━━━ Data for this task ━━━

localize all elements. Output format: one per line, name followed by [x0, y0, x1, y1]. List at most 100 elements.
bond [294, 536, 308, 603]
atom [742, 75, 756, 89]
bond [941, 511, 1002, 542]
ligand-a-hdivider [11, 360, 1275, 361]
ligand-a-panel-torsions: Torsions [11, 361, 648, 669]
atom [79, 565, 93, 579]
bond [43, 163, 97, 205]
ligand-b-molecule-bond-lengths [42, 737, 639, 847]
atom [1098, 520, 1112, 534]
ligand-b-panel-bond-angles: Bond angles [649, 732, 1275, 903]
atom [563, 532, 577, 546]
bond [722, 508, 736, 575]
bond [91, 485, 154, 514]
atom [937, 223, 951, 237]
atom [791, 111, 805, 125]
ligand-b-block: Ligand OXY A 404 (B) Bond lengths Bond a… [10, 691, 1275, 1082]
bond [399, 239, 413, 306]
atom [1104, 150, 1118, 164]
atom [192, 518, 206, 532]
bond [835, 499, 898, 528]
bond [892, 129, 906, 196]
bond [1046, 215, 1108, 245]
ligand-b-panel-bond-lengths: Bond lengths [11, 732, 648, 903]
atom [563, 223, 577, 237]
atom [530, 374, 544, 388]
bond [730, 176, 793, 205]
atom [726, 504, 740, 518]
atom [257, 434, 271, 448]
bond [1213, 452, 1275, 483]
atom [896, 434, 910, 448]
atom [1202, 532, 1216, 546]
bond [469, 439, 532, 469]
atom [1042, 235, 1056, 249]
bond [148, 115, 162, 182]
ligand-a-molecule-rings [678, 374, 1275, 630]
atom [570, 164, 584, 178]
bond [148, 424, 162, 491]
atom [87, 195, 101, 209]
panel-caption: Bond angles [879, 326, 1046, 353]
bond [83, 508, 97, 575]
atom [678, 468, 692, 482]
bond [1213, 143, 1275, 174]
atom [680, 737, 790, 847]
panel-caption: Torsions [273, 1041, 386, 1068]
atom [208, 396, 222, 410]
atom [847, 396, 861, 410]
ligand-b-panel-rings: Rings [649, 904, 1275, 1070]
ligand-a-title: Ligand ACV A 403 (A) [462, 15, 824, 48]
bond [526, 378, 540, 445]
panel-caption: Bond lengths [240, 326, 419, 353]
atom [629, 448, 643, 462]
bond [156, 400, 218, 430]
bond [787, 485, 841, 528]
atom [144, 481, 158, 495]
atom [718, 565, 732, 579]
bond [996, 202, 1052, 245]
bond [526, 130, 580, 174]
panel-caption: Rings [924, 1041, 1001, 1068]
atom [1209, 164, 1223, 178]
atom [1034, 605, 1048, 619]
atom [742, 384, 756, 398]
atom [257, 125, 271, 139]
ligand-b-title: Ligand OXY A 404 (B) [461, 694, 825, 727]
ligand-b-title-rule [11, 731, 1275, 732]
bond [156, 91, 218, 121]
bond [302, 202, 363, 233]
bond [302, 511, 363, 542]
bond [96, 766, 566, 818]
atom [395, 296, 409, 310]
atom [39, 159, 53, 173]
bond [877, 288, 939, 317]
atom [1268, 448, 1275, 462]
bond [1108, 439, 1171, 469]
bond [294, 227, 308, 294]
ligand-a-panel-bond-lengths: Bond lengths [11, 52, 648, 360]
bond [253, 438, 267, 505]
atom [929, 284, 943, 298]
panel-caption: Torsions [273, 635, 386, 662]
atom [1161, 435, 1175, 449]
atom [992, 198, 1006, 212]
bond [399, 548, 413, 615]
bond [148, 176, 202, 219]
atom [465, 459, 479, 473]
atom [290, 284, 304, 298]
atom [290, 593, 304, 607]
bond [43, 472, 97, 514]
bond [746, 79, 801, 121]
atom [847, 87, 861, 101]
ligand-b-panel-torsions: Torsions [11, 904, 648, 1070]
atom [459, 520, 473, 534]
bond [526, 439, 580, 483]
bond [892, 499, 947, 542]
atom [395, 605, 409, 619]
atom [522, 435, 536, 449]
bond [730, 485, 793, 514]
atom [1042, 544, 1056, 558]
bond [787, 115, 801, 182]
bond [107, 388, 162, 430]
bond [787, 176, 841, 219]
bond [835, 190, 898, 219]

━━━

> To be done
Render every line of the records above as a JSON list of strings, one string per line, leaving out blank lines.

> Written solution
[
  "localize all elements. Output format: one per line, name followed by [x0, y0, x1, y1]. List at most 100 elements.",
  "bond [294, 536, 308, 603]",
  "atom [742, 75, 756, 89]",
  "bond [941, 511, 1002, 542]",
  "ligand-a-hdivider [11, 360, 1275, 361]",
  "ligand-a-panel-torsions: Torsions [11, 361, 648, 669]",
  "atom [79, 565, 93, 579]",
  "bond [43, 163, 97, 205]",
  "ligand-b-molecule-bond-lengths [42, 737, 639, 847]",
  "atom [1098, 520, 1112, 534]",
  "ligand-b-panel-bond-angles: Bond angles [649, 732, 1275, 903]",
  "atom [563, 532, 577, 546]",
  "bond [722, 508, 736, 575]",
  "bond [91, 485, 154, 514]",
  "atom [937, 223, 951, 237]",
  "atom [791, 111, 805, 125]",
  "ligand-b-block: Ligand OXY A 404 (B) Bond lengths Bond a… [10, 691, 1275, 1082]",
  "bond [399, 239, 413, 306]",
  "atom [1104, 150, 1118, 164]",
  "atom [192, 518, 206, 532]",
  "bond [835, 499, 898, 528]",
  "bond [892, 129, 906, 196]",
  "bond [1046, 215, 1108, 245]",
  "ligand-b-panel-bond-lengths: Bond lengths [11, 732, 648, 903]",
  "atom [563, 223, 577, 237]",
  "atom [530, 374, 544, 388]",
  "bond [730, 176, 793, 205]",
  "atom [726, 504, 740, 518]",
  "atom [257, 434, 271, 448]",
  "bond [1213, 452, 1275, 483]",
  "atom [896, 434, 910, 448]",
  "atom [1202, 532, 1216, 546]",
  "bond [469, 439, 532, 469]",
  "atom [1042, 235, 1056, 249]",
  "bond [148, 115, 162, 182]",
  "ligand-a-molecule-rings [678, 374, 1275, 630]",
  "atom [570, 164, 584, 178]",
  "bond [148, 424, 162, 491]",
  "atom [87, 195, 101, 209]",
  "panel-caption: Bond angles [879, 326, 1046, 353]",
  "bond [83, 508, 97, 575]",
  "atom [678, 468, 692, 482]",
  "bond [1213, 143, 1275, 174]",
  "atom [680, 737, 790, 847]",
  "panel-caption: Torsions [273, 1041, 386, 1068]",
  "atom [208, 396, 222, 410]",
  "atom [847, 396, 861, 410]",
  "ligand-b-panel-rings: Rings [649, 904, 1275, 1070]",
  "ligand-a-title: Ligand ACV A 403 (A) [462, 15, 824, 48]",
  "bond [526, 378, 540, 445]",
  "panel-caption: Bond lengths [240, 326, 419, 353]",
  "atom [629, 448, 643, 462]",
  "bond [156, 400, 218, 430]",
  "bond [787, 485, 841, 528]",
  "atom [144, 481, 158, 495]",
  "atom [718, 565, 732, 579]",
  "bond [996, 202, 1052, 245]",
  "bond [526, 130, 580, 174]",
  "panel-caption: Rings [924, 1041, 1001, 1068]",
  "atom [1209, 164, 1223, 178]",
  "atom [1034, 605, 1048, 619]",
  "atom [742, 384, 756, 398]",
  "atom [257, 125, 271, 139]",
  "ligand-b-title: Ligand OXY A 404 (B) [461, 694, 825, 727]",
  "ligand-b-title-rule [11, 731, 1275, 732]",
  "bond [156, 91, 218, 121]",
  "bond [302, 202, 363, 233]",
  "bond [302, 511, 363, 542]",
  "bond [96, 766, 566, 818]",
  "atom [395, 296, 409, 310]",
  "atom [39, 159, 53, 173]",
  "bond [877, 288, 939, 317]",
  "atom [1268, 448, 1275, 462]",
  "bond [1108, 439, 1171, 469]",
  "bond [294, 227, 308, 294]",
  "ligand-a-panel-bond-lengths: Bond lengths [11, 52, 648, 360]",
  "bond [253, 438, 267, 505]",
  "atom [929, 284, 943, 298]",
  "panel-caption: Torsions [273, 635, 386, 662]",
  "atom [1161, 435, 1175, 449]",
  "atom [992, 198, 1006, 212]",
  "bond [399, 548, 413, 615]",
  "bond [148, 176, 202, 219]",
  "atom [465, 459, 479, 473]",
  "atom [290, 284, 304, 298]",
  "atom [290, 593, 304, 607]",
  "bond [43, 472, 97, 514]",
  "bond [746, 79, 801, 121]",
  "atom [847, 87, 861, 101]",
  "ligand-b-panel-torsions: Torsions [11, 904, 648, 1070]",
  "atom [459, 520, 473, 534]",
  "bond [526, 439, 580, 483]",
  "bond [892, 499, 947, 542]",
  "atom [395, 605, 409, 619]",
  "atom [522, 435, 536, 449]",
  "bond [730, 485, 793, 514]",
  "atom [1042, 544, 1056, 558]",
  "bond [787, 115, 801, 182]",
  "bond [107, 388, 162, 430]",
  "bond [787, 176, 841, 219]",
  "bond [835, 190, 898, 219]"
]